(Dataset excerpts)
# # #

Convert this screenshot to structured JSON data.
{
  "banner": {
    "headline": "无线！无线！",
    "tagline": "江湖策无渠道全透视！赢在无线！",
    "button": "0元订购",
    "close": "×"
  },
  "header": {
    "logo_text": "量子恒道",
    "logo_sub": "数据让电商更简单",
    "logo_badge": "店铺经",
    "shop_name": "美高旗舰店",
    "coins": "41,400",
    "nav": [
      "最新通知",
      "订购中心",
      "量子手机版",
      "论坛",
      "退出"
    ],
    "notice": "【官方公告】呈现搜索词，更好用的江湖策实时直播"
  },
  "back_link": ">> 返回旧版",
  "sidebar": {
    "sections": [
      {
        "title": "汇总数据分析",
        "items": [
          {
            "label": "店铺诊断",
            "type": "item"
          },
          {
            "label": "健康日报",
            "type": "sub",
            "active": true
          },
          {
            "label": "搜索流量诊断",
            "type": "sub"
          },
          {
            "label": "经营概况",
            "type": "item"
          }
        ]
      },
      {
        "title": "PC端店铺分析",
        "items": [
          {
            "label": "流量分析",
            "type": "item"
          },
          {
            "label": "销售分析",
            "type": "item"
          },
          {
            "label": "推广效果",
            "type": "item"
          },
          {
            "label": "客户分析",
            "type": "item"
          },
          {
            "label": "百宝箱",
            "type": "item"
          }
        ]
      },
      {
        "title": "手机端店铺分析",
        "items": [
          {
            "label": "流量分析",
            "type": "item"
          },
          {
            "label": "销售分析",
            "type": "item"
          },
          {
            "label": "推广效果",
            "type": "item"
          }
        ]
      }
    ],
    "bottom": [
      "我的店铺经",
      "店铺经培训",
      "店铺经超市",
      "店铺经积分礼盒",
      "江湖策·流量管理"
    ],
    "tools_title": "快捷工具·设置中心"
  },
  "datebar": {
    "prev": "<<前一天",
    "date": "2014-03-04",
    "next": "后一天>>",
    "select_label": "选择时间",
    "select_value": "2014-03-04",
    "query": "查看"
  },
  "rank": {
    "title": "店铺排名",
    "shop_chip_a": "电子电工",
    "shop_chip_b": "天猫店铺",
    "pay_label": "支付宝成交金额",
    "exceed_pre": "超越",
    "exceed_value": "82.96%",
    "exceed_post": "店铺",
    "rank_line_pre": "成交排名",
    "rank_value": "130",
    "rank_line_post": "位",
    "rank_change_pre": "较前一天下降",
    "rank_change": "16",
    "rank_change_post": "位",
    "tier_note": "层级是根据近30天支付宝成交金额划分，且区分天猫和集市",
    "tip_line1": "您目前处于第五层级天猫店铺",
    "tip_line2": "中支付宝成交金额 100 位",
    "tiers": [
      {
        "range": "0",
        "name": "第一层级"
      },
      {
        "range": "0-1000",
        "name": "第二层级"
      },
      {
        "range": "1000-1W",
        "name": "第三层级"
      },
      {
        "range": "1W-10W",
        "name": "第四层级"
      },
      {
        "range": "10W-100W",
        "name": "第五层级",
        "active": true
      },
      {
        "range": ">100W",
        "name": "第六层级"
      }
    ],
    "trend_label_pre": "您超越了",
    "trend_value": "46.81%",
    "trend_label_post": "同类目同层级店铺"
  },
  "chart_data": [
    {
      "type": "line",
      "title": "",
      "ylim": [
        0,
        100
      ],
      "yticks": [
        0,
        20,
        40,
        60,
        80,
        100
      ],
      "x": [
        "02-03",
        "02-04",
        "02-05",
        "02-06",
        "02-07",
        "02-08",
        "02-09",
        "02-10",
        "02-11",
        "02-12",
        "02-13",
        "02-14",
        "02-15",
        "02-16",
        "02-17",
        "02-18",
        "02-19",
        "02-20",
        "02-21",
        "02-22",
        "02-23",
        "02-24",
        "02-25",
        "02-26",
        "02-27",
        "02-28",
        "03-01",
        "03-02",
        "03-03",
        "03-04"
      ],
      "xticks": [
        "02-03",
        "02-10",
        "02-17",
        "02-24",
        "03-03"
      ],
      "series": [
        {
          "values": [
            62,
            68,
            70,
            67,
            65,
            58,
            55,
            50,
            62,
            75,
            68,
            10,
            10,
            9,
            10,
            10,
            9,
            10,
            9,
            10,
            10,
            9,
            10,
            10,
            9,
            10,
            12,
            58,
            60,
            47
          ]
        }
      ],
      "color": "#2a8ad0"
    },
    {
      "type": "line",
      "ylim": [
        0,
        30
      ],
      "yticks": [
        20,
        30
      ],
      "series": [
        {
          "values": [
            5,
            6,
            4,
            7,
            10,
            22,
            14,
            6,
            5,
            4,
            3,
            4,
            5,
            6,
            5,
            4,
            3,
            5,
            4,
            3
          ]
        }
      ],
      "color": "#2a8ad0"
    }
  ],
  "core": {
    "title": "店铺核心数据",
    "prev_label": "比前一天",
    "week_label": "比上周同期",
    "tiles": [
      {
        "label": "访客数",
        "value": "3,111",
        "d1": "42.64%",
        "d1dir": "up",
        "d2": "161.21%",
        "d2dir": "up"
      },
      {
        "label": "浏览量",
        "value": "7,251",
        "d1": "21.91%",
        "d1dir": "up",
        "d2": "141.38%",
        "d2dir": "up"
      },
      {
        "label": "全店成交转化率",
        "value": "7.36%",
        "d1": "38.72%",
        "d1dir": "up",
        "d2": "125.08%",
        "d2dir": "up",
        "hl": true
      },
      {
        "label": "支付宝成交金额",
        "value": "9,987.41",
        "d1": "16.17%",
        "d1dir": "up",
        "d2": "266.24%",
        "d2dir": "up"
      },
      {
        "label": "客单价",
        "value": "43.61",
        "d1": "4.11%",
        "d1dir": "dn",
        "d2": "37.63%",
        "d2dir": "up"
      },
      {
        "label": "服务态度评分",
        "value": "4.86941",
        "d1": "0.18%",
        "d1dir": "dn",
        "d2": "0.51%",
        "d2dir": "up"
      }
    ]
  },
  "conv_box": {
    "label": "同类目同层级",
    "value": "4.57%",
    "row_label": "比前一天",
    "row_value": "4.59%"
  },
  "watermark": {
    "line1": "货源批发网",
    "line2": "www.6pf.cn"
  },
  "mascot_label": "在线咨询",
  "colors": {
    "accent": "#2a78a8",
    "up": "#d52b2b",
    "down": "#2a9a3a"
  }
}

# # #

Every record above should be copied exactly.

Convert this screenshot to structured JSON data.
{
  "banner": {
    "headline": "无线！无线！",
    "tagline": "江湖策无渠道全透视！赢在无线！",
    "button": "0元订购",
    "close": "×"
  },
  "header": {
    "logo_text": "量子恒道",
    "logo_sub": "数据让电商更简单",
    "logo_badge": "店铺经",
    "shop_name": "美高旗舰店",
    "coins": "41,400",
    "nav": [
      "最新通知",
      "订购中心",
      "量子手机版",
      "论坛",
      "退出"
    ],
    "notice": "【官方公告】呈现搜索词，更好用的江湖策实时直播"
  },
  "back_link": ">> 返回旧版",
  "sidebar": {
    "sections": [
      {
        "title": "汇总数据分析",
        "items": [
          {
            "label": "店铺诊断",
            "type": "item"
          },
          {
            "label": "健康日报",
            "type": "sub",
            "active": true
          },
          {
            "label": "搜索流量诊断",
            "type": "sub"
          },
          {
            "label": "经营概况",
            "type": "item"
          }
        ]
      },
      {
        "title": "PC端店铺分析",
        "items": [
          {
            "label": "流量分析",
            "type": "item"
          },
          {
            "label": "销售分析",
            "type": "item"
          },
          {
            "label": "推广效果",
            "type": "item"
          },
          {
            "label": "客户分析",
            "type": "item"
          },
          {
            "label": "百宝箱",
            "type": "item"
          }
        ]
      },
      {
        "title": "手机端店铺分析",
        "items": [
          {
            "label": "流量分析",
            "type": "item"
          },
          {
            "label": "销售分析",
            "type": "item"
          },
          {
            "label": "推广效果",
            "type": "item"
          }
        ]
      }
    ],
    "bottom": [
      "我的店铺经",
      "店铺经培训",
      "店铺经超市",
      "店铺经积分礼盒",
      "江湖策·流量管理"
    ],
    "tools_title": "快捷工具·设置中心"
  },
  "datebar": {
    "prev": "<<前一天",
    "date": "2014-03-04",
    "next": "后一天>>",
    "select_label": "选择时间",
    "select_value": "2014-03-04",
    "query": "查看"
  },
  "rank": {
    "title": "店铺排名",
    "shop_chip_a": "电子电工",
    "shop_chip_b": "天猫店铺",
    "pay_label": "支付宝成交金额",
    "exceed_pre": "超越",
    "exceed_value": "82.96%",
    "exceed_post": "店铺",
    "rank_line_pre": "成交排名",
    "rank_value": "130",
    "rank_line_post": "位",
    "rank_change_pre": "较前一天下降",
    "rank_change": "16",
    "rank_change_post": "位",
    "tier_note": "层级是根据近30天支付宝成交金额划分，且区分天猫和集市",
    "tip_line1": "您目前处于第五层级天猫店铺",
    "tip_line2": "中支付宝成交金额 100 位",
    "tiers": [
      {
        "range": "0",
        "name": "第一层级"
      },
      {
        "range": "0-1000",
        "name": "第二层级"
      },
      {
        "range": "1000-1W",
        "name": "第三层级"
      },
      {
        "range": "1W-10W",
        "name": "第四层级"
      },
      {
        "range": "10W-100W",
        "name": "第五层级",
        "active": true
      },
      {
        "range": ">100W",
        "name": "第六层级"
      }
    ],
    "trend_label_pre": "您超越了",
    "trend_value": "46.81%",
    "trend_label_post": "同类目同层级店铺"
  },
  "chart_data": [
    {
      "type": "line",
      "title": "",
      "ylim": [
        0,
        100
      ],
      "yticks": [
        0,
        20,
        40,
        60,
        80,
        100
      ],
      "x": [
        "02-03",
        "02-04",
        "02-05",
        "02-06",
        "02-07",
        "02-08",
        "02-09",
        "02-10",
        "02-11",
        "02-12",
        "02-13",
        "02-14",
        "02-15",
        "02-16",
        "02-17",
        "02-18",
        "02-19",
        "02-20",
        "02-21",
        "02-22",
        "02-23",
        "02-24",
        "02-25",
        "02-26",
        "02-27",
        "02-28",
        "03-01",
        "03-02",
        "03-03",
        "03-04"
      ],
      "xticks": [
        "02-03",
        "02-10",
        "02-17",
        "02-24",
        "03-03"
      ],
      "series": [
        {
          "values": [
            62,
            68,
            70,
            67,
            65,
            58,
            55,
            50,
            62,
            75,
            68,
            10,
            10,
            9,
            10,
            10,
            9,
            10,
            9,
            10,
            10,
            9,
            10,
            10,
            9,
            10,
            12,
            58,
            60,
            47
          ]
        }
      ],
      "color": "#2a8ad0"
    },
    {
      "type": "line",
      "ylim": [
        0,
        30
      ],
      "yticks": [
        20,
        30
      ],
      "series": [
        {
          "values": [
            5,
            6,
            4,
            7,
            10,
            22,
            14,
            6,
            5,
            4,
            3,
            4,
            5,
            6,
            5,
            4,
            3,
            5,
            4,
            3
          ]
        }
      ],
      "color": "#2a8ad0"
    }
  ],
  "core": {
    "title": "店铺核心数据",
    "prev_label": "比前一天",
    "week_label": "比上周同期",
    "tiles": [
      {
        "label": "访客数",
        "value": "3,111",
        "d1": "42.64%",
        "d1dir": "up",
        "d2": "161.21%",
        "d2dir": "up"
      },
      {
        "label": "浏览量",
        "value": "7,251",
        "d1": "21.91%",
        "d1dir": "up",
        "d2": "141.38%",
        "d2dir": "up"
      },
      {
        "label": "全店成交转化率",
        "value": "7.36%",
        "d1": "38.72%",
        "d1dir": "up",
        "d2": "125.08%",
        "d2dir": "up",
        "hl": true
      },
      {
        "label": "支付宝成交金额",
        "value": "9,987.41",
        "d1": "16.17%",
        "d1dir": "up",
        "d2": "266.24%",
        "d2dir": "up"
      },
      {
        "label": "客单价",
        "value": "43.61",
        "d1": "4.11%",
        "d1dir": "dn",
        "d2": "37.63%",
        "d2dir": "up"
      },
      {
        "label": "服务态度评分",
        "value": "4.86941",
        "d1": "0.18%",
        "d1dir": "dn",
        "d2": "0.51%",
        "d2dir": "up"
      }
    ]
  },
  "conv_box": {
    "label": "同类目同层级",
    "value": "4.57%",
    "row_label": "比前一天",
    "row_value": "4.59%"
  },
  "watermark": {
    "line1": "货源批发网",
    "line2": "www.6pf.cn"
  },
  "mascot_label": "在线咨询",
  "colors": {
    "accent": "#2a78a8",
    "up": "#d52b2b",
    "down": "#2a9a3a"
  }
}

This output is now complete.